**Goal**
Only the pictures are left out: repeat the rest of the entries exactly.
■ ■ ■ ■ ■ ■ ■
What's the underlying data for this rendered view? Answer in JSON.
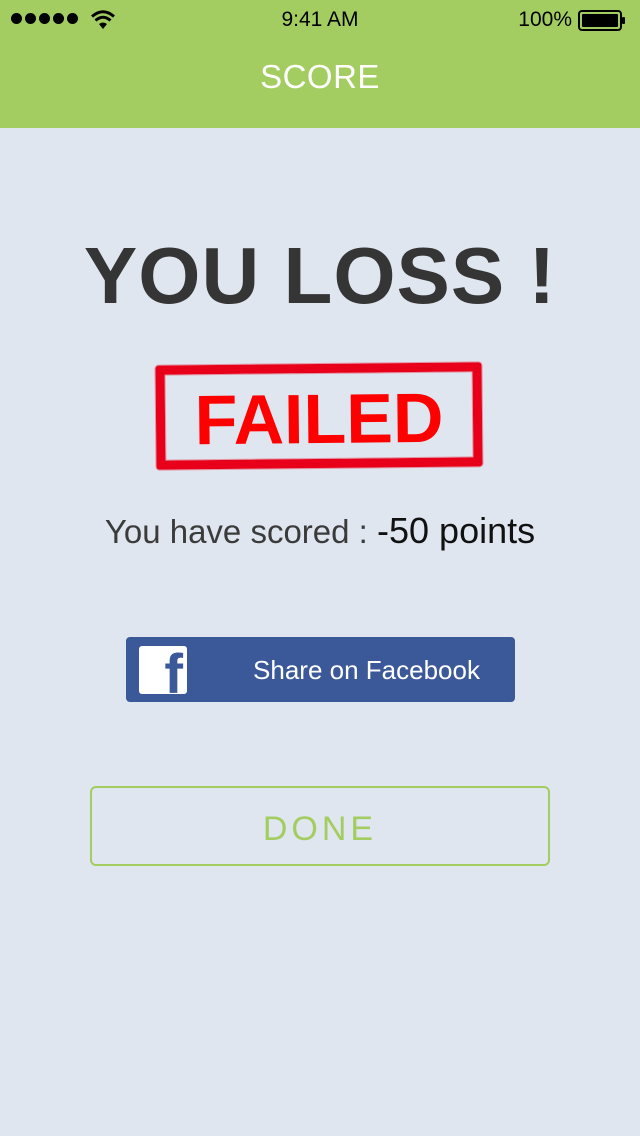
{
  "status_bar": {
    "time": "9:41 AM",
    "battery_percent": "100%",
    "signal_icon": "signal-dots-icon",
    "wifi_icon": "wifi-icon",
    "battery_icon": "battery-icon"
  },
  "nav": {
    "title": "SCORE"
  },
  "result": {
    "headline": "YOU LOSS !",
    "stamp_text": "FAILED",
    "score_label": "You have scored :",
    "score_value": "-50 points"
  },
  "actions": {
    "facebook_icon": "facebook-icon",
    "share_label": "Share on Facebook",
    "done_label": "DONE"
  },
  "colors": {
    "accent": "#a3cd60",
    "background": "#dfe6ef",
    "facebook": "#3b5998",
    "stamp": "#ff0000",
    "headline": "#353535"
  }
}
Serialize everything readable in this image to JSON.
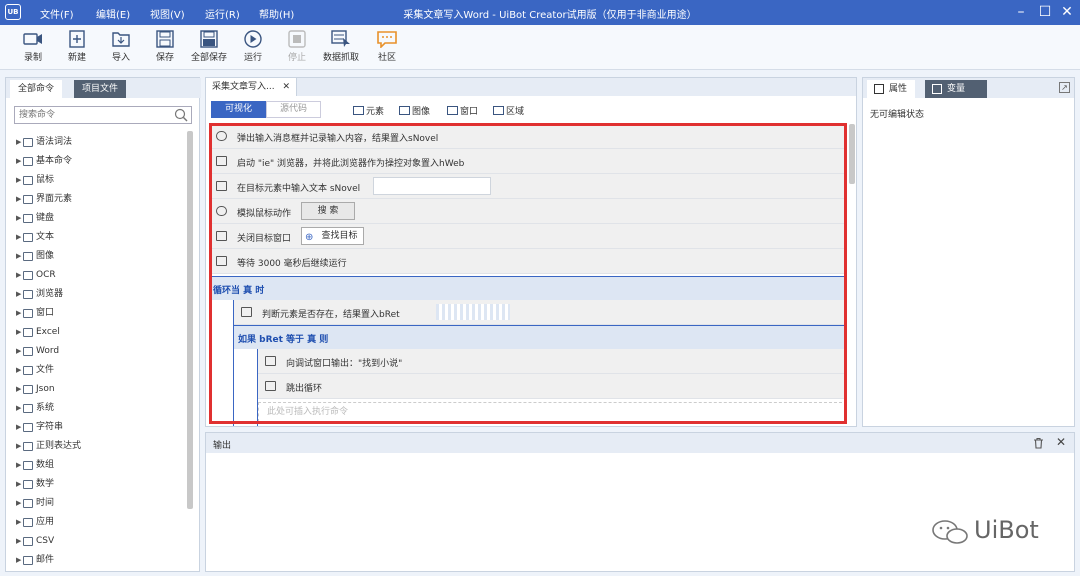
{
  "app": {
    "logo": "UB",
    "window_title": "采集文章写入Word - UiBot Creator试用版（仅用于非商业用途）",
    "menu": [
      "文件(F)",
      "编辑(E)",
      "视图(V)",
      "运行(R)",
      "帮助(H)"
    ],
    "window_controls": [
      "minimize-icon",
      "maximize-icon",
      "close-icon"
    ]
  },
  "toolbar": {
    "items": [
      {
        "label": "录制",
        "icon": "record-icon",
        "enabled": true
      },
      {
        "label": "新建",
        "icon": "new-file-icon",
        "enabled": true
      },
      {
        "label": "导入",
        "icon": "import-icon",
        "enabled": true
      },
      {
        "label": "保存",
        "icon": "save-icon",
        "enabled": true
      },
      {
        "label": "全部保存",
        "icon": "save-all-icon",
        "enabled": true
      },
      {
        "label": "运行",
        "icon": "run-icon",
        "enabled": true
      },
      {
        "label": "停止",
        "icon": "stop-icon",
        "enabled": false
      },
      {
        "label": "数据抓取",
        "icon": "data-scrape-icon",
        "enabled": true
      },
      {
        "label": "社区",
        "icon": "community-icon",
        "enabled": true
      }
    ]
  },
  "left_panel": {
    "tabs": [
      {
        "label": "全部命令",
        "active": true
      },
      {
        "label": "项目文件",
        "active": false
      }
    ],
    "search_placeholder": "搜索命令",
    "commands": [
      "语法词法",
      "基本命令",
      "鼠标",
      "界面元素",
      "键盘",
      "文本",
      "图像",
      "OCR",
      "浏览器",
      "窗口",
      "Excel",
      "Word",
      "文件",
      "Json",
      "系统",
      "字符串",
      "正则表达式",
      "数组",
      "数学",
      "时间",
      "应用",
      "CSV",
      "邮件"
    ]
  },
  "editor": {
    "tab_label": "采集文章写入...",
    "modes": {
      "visual": "可视化",
      "source": "源代码"
    },
    "pickers": [
      "元素",
      "图像",
      "窗口",
      "区域"
    ],
    "rows": {
      "r1": "弹出输入消息框并记录输入内容，结果置入sNovel",
      "r2": "启动 \"ie\" 浏览器，并将此浏览器作为操控对象置入hWeb",
      "r3": "在目标元素中输入文本 sNovel",
      "r4": "模拟鼠标动作",
      "r4_button": "搜 索",
      "r5": "关闭目标窗口",
      "r5_button": "查找目标",
      "r6": "等待 3000 毫秒后继续运行",
      "loop": "循环当 真 时",
      "r7": "判断元素是否存在，结果置入bRet",
      "if": "如果 bRet 等于 真 则",
      "r8": "向调试窗口输出：\"找到小说\"",
      "r9": "跳出循环",
      "insert_hint": "此处可插入执行命令"
    }
  },
  "right_panel": {
    "tabs": [
      {
        "label": "属性",
        "active": true
      },
      {
        "label": "变量",
        "active": false
      }
    ],
    "status": "无可编辑状态"
  },
  "output": {
    "title": "输出"
  },
  "watermark": "UiBot",
  "colors": {
    "accent": "#3a66c3",
    "highlight_frame": "#e03030",
    "dark_tab": "#526072"
  }
}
■ ■ ■ ■ ■ ■ ■
**Exercise response**
What's the underlying data for this rendered view? Answer in JSON.
{
  "status_bar": {
    "time": "9:41 AM",
    "battery_percent": "100%",
    "signal_icon": "signal-dots-icon",
    "wifi_icon": "wifi-icon",
    "battery_icon": "battery-icon"
  },
  "nav": {
    "title": "SCORE"
  },
  "result": {
    "headline": "YOU LOSS !",
    "stamp_text": "FAILED",
    "score_label": "You have scored :",
    "score_value": "-50 points"
  },
  "actions": {
    "facebook_icon": "facebook-icon",
    "share_label": "Share on Facebook",
    "done_label": "DONE"
  },
  "colors": {
    "accent": "#a3cd60",
    "background": "#dfe6ef",
    "facebook": "#3b5998",
    "stamp": "#ff0000",
    "headline": "#353535"
  }
}
Serialize everything readable in this image to JSON.
{
  "app": {
    "logo": "UB",
    "window_title": "采集文章写入Word - UiBot Creator试用版（仅用于非商业用途）",
    "menu": [
      "文件(F)",
      "编辑(E)",
      "视图(V)",
      "运行(R)",
      "帮助(H)"
    ],
    "window_controls": [
      "minimize-icon",
      "maximize-icon",
      "close-icon"
    ]
  },
  "toolbar": {
    "items": [
      {
        "label": "录制",
        "icon": "record-icon",
        "enabled": true
      },
      {
        "label": "新建",
        "icon": "new-file-icon",
        "enabled": true
      },
      {
        "label": "导入",
        "icon": "import-icon",
        "enabled": true
      },
      {
        "label": "保存",
        "icon": "save-icon",
        "enabled": true
      },
      {
        "label": "全部保存",
        "icon": "save-all-icon",
        "enabled": true
      },
      {
        "label": "运行",
        "icon": "run-icon",
        "enabled": true
      },
      {
        "label": "停止",
        "icon": "stop-icon",
        "enabled": false
      },
      {
        "label": "数据抓取",
        "icon": "data-scrape-icon",
        "enabled": true
      },
      {
        "label": "社区",
        "icon": "community-icon",
        "enabled": true
      }
    ]
  },
  "left_panel": {
    "tabs": [
      {
        "label": "全部命令",
        "active": true
      },
      {
        "label": "项目文件",
        "active": false
      }
    ],
    "search_placeholder": "搜索命令",
    "commands": [
      "语法词法",
      "基本命令",
      "鼠标",
      "界面元素",
      "键盘",
      "文本",
      "图像",
      "OCR",
      "浏览器",
      "窗口",
      "Excel",
      "Word",
      "文件",
      "Json",
      "系统",
      "字符串",
      "正则表达式",
      "数组",
      "数学",
      "时间",
      "应用",
      "CSV",
      "邮件"
    ]
  },
  "editor": {
    "tab_label": "采集文章写入...",
    "modes": {
      "visual": "可视化",
      "source": "源代码"
    },
    "pickers": [
      "元素",
      "图像",
      "窗口",
      "区域"
    ],
    "rows": {
      "r1": "弹出输入消息框并记录输入内容，结果置入sNovel",
      "r2": "启动 \"ie\" 浏览器，并将此浏览器作为操控对象置入hWeb",
      "r3": "在目标元素中输入文本 sNovel",
      "r4": "模拟鼠标动作",
      "r4_button": "搜 索",
      "r5": "关闭目标窗口",
      "r5_button": "查找目标",
      "r6": "等待 3000 毫秒后继续运行",
      "loop": "循环当 真 时",
      "r7": "判断元素是否存在，结果置入bRet",
      "if": "如果 bRet 等于 真 则",
      "r8": "向调试窗口输出：\"找到小说\"",
      "r9": "跳出循环",
      "insert_hint": "此处可插入执行命令"
    }
  },
  "right_panel": {
    "tabs": [
      {
        "label": "属性",
        "active": true
      },
      {
        "label": "变量",
        "active": false
      }
    ],
    "status": "无可编辑状态"
  },
  "output": {
    "title": "输出"
  },
  "watermark": "UiBot",
  "colors": {
    "accent": "#3a66c3",
    "highlight_frame": "#e03030",
    "dark_tab": "#526072"
  }
}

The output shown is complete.